** START **

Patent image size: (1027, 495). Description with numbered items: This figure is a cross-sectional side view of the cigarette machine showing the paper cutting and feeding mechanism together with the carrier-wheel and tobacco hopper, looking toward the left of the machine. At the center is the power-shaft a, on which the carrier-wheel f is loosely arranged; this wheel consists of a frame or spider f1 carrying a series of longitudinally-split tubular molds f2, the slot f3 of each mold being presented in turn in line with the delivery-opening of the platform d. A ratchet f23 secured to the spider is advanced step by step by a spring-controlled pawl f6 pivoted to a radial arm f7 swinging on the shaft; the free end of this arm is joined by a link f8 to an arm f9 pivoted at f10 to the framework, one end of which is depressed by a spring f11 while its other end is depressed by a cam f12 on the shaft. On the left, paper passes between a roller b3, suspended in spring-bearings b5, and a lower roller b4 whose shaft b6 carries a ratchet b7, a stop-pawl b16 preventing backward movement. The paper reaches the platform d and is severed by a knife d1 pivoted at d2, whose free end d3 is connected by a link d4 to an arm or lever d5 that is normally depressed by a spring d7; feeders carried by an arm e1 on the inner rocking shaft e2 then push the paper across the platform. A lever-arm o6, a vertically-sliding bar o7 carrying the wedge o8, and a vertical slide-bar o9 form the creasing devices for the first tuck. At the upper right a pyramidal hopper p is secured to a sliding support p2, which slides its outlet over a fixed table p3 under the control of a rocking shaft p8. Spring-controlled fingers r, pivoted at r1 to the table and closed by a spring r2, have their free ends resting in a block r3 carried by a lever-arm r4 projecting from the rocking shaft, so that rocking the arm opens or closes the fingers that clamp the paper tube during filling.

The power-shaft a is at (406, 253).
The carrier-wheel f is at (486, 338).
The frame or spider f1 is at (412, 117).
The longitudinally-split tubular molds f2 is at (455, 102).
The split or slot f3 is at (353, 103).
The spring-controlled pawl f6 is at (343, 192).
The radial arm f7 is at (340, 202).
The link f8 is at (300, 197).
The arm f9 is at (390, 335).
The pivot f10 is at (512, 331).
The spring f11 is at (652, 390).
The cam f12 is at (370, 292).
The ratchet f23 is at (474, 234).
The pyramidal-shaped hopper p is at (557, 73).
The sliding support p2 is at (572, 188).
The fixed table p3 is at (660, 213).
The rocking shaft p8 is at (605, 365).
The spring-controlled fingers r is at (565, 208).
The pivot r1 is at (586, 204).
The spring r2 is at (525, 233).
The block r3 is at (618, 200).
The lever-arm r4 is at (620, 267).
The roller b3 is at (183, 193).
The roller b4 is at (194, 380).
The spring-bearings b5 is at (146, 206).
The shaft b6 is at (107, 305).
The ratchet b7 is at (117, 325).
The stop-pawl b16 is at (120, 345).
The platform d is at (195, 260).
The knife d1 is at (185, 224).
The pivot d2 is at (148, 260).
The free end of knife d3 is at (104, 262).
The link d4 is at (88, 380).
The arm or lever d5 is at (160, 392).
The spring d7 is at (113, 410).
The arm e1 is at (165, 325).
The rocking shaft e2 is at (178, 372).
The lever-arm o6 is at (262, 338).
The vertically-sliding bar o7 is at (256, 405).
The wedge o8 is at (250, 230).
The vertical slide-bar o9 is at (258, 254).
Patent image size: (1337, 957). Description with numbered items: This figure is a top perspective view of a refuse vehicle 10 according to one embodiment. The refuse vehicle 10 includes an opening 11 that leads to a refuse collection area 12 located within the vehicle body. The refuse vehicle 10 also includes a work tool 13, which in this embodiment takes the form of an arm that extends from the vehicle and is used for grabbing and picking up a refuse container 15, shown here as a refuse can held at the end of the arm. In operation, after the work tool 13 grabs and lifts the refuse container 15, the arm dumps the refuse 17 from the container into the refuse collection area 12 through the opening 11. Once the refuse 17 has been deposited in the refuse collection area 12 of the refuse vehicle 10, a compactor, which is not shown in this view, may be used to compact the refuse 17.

** END **
** START **

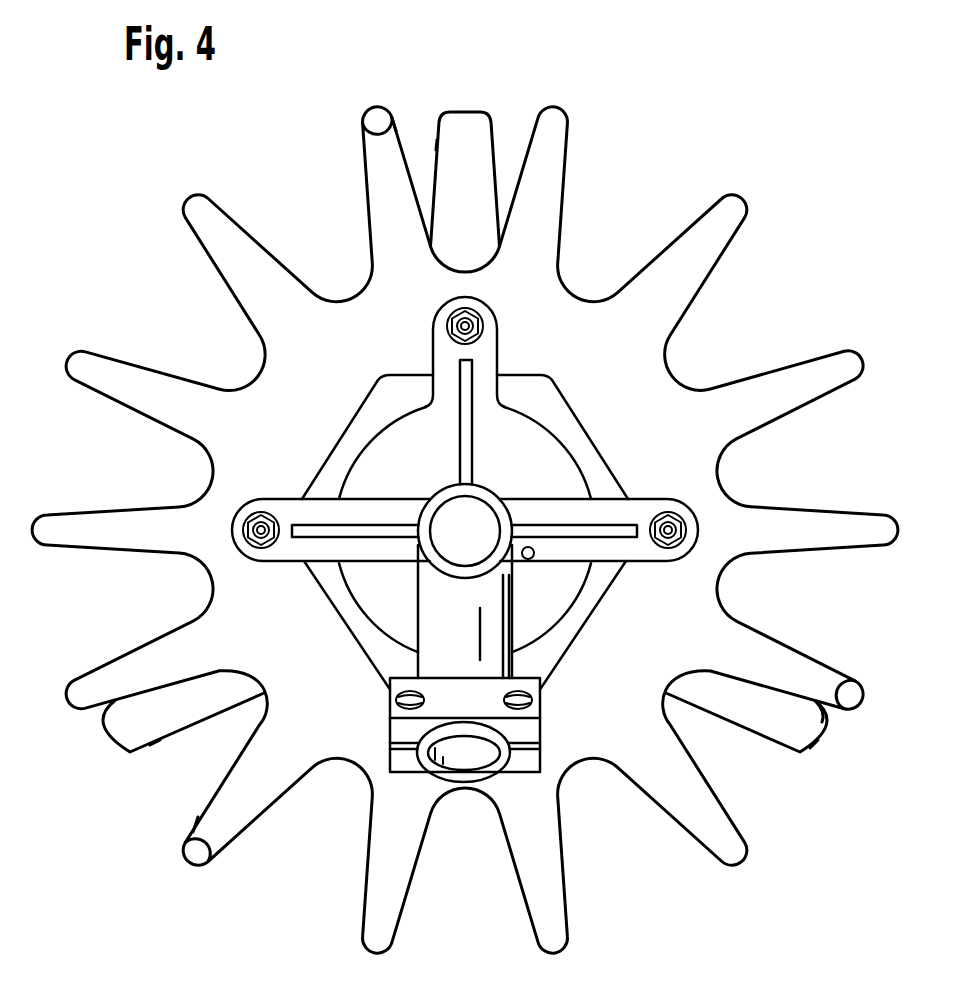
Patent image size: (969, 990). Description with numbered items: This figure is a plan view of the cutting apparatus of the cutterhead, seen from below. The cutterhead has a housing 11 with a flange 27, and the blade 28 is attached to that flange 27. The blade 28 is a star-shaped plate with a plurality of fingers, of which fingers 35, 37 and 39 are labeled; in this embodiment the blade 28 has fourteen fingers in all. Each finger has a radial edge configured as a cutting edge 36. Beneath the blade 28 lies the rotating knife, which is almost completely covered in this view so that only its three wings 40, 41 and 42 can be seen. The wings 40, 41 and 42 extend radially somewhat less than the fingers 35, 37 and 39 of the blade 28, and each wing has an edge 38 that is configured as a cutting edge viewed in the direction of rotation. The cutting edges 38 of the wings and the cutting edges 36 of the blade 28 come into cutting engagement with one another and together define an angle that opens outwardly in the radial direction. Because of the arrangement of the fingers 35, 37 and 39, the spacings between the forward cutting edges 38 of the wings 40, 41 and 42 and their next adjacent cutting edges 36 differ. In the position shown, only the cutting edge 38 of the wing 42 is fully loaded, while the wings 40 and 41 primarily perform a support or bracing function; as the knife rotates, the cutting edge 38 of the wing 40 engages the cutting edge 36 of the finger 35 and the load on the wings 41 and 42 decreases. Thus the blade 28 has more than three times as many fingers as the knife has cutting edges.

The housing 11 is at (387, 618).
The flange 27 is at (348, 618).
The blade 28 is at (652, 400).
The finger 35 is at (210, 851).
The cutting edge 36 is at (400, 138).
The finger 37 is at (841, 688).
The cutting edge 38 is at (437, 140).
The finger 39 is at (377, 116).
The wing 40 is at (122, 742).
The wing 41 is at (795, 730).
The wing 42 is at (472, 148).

** END **

- What you have to do -
Please return every line in the items above that contains the word "grabs".

- Solution -
Patent image size: (1337, 957). Description with numbered items: This figure is a top perspective view of a refuse vehicle 10 according to one embodiment. The refuse vehicle 10 includes an opening 11 that leads to a refuse collection area 12 located within the vehicle body. The refuse vehicle 10 also includes a work tool 13, which in this embodiment takes the form of an arm that extends from the vehicle and is used for grabbing and picking up a refuse container 15, shown here as a refuse can held at the end of the arm. In operation, after the work tool 13 grabs and lifts the refuse container 15, the arm dumps the refuse 17 from the container into the refuse collection area 12 through the opening 11. Once the refuse 17 has been deposited in the refuse collection area 12 of the refuse vehicle 10, a compactor, which is not shown in this view, may be used to compact the refuse 17.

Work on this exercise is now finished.